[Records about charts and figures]

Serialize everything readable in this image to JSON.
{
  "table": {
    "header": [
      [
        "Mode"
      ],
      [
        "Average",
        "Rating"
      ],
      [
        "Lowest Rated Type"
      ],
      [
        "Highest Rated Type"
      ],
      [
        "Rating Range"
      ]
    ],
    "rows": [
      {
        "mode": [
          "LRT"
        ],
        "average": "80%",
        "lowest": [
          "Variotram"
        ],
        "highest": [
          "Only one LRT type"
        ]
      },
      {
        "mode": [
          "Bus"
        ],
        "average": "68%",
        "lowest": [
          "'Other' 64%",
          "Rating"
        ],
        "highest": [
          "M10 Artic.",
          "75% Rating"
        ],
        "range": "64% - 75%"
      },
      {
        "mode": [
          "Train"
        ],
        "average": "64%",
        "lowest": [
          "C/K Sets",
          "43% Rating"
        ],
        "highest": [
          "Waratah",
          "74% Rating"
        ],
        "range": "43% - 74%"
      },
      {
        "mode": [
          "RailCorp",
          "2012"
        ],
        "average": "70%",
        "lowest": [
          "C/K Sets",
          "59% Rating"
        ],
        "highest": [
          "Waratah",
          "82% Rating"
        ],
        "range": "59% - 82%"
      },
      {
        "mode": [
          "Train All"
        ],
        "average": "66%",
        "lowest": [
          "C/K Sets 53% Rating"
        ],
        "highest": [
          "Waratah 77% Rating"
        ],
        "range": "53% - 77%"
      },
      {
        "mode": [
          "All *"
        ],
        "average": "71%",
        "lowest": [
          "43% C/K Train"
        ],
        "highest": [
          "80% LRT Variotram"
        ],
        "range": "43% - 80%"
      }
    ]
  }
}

_Your task_
Each record must be returned exactly as it is written.

_Result of the task_
Serialize everything readable in this image to JSON.
{
  "table": {
    "header": [
      [
        "Mode"
      ],
      [
        "Average",
        "Rating"
      ],
      [
        "Lowest Rated Type"
      ],
      [
        "Highest Rated Type"
      ],
      [
        "Rating Range"
      ]
    ],
    "rows": [
      {
        "mode": [
          "LRT"
        ],
        "average": "80%",
        "lowest": [
          "Variotram"
        ],
        "highest": [
          "Only one LRT type"
        ]
      },
      {
        "mode": [
          "Bus"
        ],
        "average": "68%",
        "lowest": [
          "'Other' 64%",
          "Rating"
        ],
        "highest": [
          "M10 Artic.",
          "75% Rating"
        ],
        "range": "64% - 75%"
      },
      {
        "mode": [
          "Train"
        ],
        "average": "64%",
        "lowest": [
          "C/K Sets",
          "43% Rating"
        ],
        "highest": [
          "Waratah",
          "74% Rating"
        ],
        "range": "43% - 74%"
      },
      {
        "mode": [
          "RailCorp",
          "2012"
        ],
        "average": "70%",
        "lowest": [
          "C/K Sets",
          "59% Rating"
        ],
        "highest": [
          "Waratah",
          "82% Rating"
        ],
        "range": "59% - 82%"
      },
      {
        "mode": [
          "Train All"
        ],
        "average": "66%",
        "lowest": [
          "C/K Sets 53% Rating"
        ],
        "highest": [
          "Waratah 77% Rating"
        ],
        "range": "53% - 77%"
      },
      {
        "mode": [
          "All *"
        ],
        "average": "71%",
        "lowest": [
          "43% C/K Train"
        ],
        "highest": [
          "80% LRT Variotram"
        ],
        "range": "43% - 80%"
      }
    ]
  }
}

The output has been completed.